[What the task asks]: Reproduce the whole listing, character for character.

[Stored entries]:
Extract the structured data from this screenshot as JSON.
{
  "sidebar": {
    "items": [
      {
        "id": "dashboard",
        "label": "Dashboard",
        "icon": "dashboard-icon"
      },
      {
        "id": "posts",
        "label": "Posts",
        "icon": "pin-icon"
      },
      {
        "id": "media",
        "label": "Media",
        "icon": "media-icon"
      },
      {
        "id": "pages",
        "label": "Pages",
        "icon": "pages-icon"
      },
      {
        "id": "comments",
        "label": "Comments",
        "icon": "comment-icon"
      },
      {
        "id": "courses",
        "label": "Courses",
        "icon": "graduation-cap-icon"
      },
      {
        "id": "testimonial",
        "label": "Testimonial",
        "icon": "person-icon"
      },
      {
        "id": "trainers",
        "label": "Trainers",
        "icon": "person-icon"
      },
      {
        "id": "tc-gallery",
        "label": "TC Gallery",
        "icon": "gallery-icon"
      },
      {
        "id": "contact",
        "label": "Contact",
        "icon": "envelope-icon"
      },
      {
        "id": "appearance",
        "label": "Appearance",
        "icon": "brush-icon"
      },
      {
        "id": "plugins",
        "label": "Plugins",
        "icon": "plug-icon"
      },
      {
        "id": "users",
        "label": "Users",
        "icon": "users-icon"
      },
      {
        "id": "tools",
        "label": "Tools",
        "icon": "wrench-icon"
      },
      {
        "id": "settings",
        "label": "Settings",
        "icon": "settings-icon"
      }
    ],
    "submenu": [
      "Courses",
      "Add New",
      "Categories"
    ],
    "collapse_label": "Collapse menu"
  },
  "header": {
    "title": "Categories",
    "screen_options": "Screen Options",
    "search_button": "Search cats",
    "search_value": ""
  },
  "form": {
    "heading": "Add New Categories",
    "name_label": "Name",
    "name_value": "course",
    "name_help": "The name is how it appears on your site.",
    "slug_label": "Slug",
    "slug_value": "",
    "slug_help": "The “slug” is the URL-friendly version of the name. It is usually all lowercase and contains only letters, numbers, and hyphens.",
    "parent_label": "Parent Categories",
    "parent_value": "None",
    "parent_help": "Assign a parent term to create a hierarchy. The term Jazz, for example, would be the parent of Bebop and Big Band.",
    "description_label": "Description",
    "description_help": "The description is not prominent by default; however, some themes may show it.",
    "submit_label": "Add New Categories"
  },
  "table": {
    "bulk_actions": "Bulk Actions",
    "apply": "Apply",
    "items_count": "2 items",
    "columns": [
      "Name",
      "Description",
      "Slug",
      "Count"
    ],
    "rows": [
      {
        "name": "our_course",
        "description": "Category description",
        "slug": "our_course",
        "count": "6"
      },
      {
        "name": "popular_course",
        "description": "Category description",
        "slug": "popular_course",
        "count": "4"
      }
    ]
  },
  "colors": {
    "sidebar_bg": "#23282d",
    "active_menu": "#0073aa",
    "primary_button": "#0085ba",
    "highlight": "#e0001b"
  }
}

[Expected output]:
Extract the structured data from this screenshot as JSON.
{
  "sidebar": {
    "items": [
      {
        "id": "dashboard",
        "label": "Dashboard",
        "icon": "dashboard-icon"
      },
      {
        "id": "posts",
        "label": "Posts",
        "icon": "pin-icon"
      },
      {
        "id": "media",
        "label": "Media",
        "icon": "media-icon"
      },
      {
        "id": "pages",
        "label": "Pages",
        "icon": "pages-icon"
      },
      {
        "id": "comments",
        "label": "Comments",
        "icon": "comment-icon"
      },
      {
        "id": "courses",
        "label": "Courses",
        "icon": "graduation-cap-icon"
      },
      {
        "id": "testimonial",
        "label": "Testimonial",
        "icon": "person-icon"
      },
      {
        "id": "trainers",
        "label": "Trainers",
        "icon": "person-icon"
      },
      {
        "id": "tc-gallery",
        "label": "TC Gallery",
        "icon": "gallery-icon"
      },
      {
        "id": "contact",
        "label": "Contact",
        "icon": "envelope-icon"
      },
      {
        "id": "appearance",
        "label": "Appearance",
        "icon": "brush-icon"
      },
      {
        "id": "plugins",
        "label": "Plugins",
        "icon": "plug-icon"
      },
      {
        "id": "users",
        "label": "Users",
        "icon": "users-icon"
      },
      {
        "id": "tools",
        "label": "Tools",
        "icon": "wrench-icon"
      },
      {
        "id": "settings",
        "label": "Settings",
        "icon": "settings-icon"
      }
    ],
    "submenu": [
      "Courses",
      "Add New",
      "Categories"
    ],
    "collapse_label": "Collapse menu"
  },
  "header": {
    "title": "Categories",
    "screen_options": "Screen Options",
    "search_button": "Search cats",
    "search_value": ""
  },
  "form": {
    "heading": "Add New Categories",
    "name_label": "Name",
    "name_value": "course",
    "name_help": "The name is how it appears on your site.",
    "slug_label": "Slug",
    "slug_value": "",
    "slug_help": "The “slug” is the URL-friendly version of the name. It is usually all lowercase and contains only letters, numbers, and hyphens.",
    "parent_label": "Parent Categories",
    "parent_value": "None",
    "parent_help": "Assign a parent term to create a hierarchy. The term Jazz, for example, would be the parent of Bebop and Big Band.",
    "description_label": "Description",
    "description_help": "The description is not prominent by default; however, some themes may show it.",
    "submit_label": "Add New Categories"
  },
  "table": {
    "bulk_actions": "Bulk Actions",
    "apply": "Apply",
    "items_count": "2 items",
    "columns": [
      "Name",
      "Description",
      "Slug",
      "Count"
    ],
    "rows": [
      {
        "name": "our_course",
        "description": "Category description",
        "slug": "our_course",
        "count": "6"
      },
      {
        "name": "popular_course",
        "description": "Category description",
        "slug": "popular_course",
        "count": "4"
      }
    ]
  },
  "colors": {
    "sidebar_bg": "#23282d",
    "active_menu": "#0073aa",
    "primary_button": "#0085ba",
    "highlight": "#e0001b"
  }
}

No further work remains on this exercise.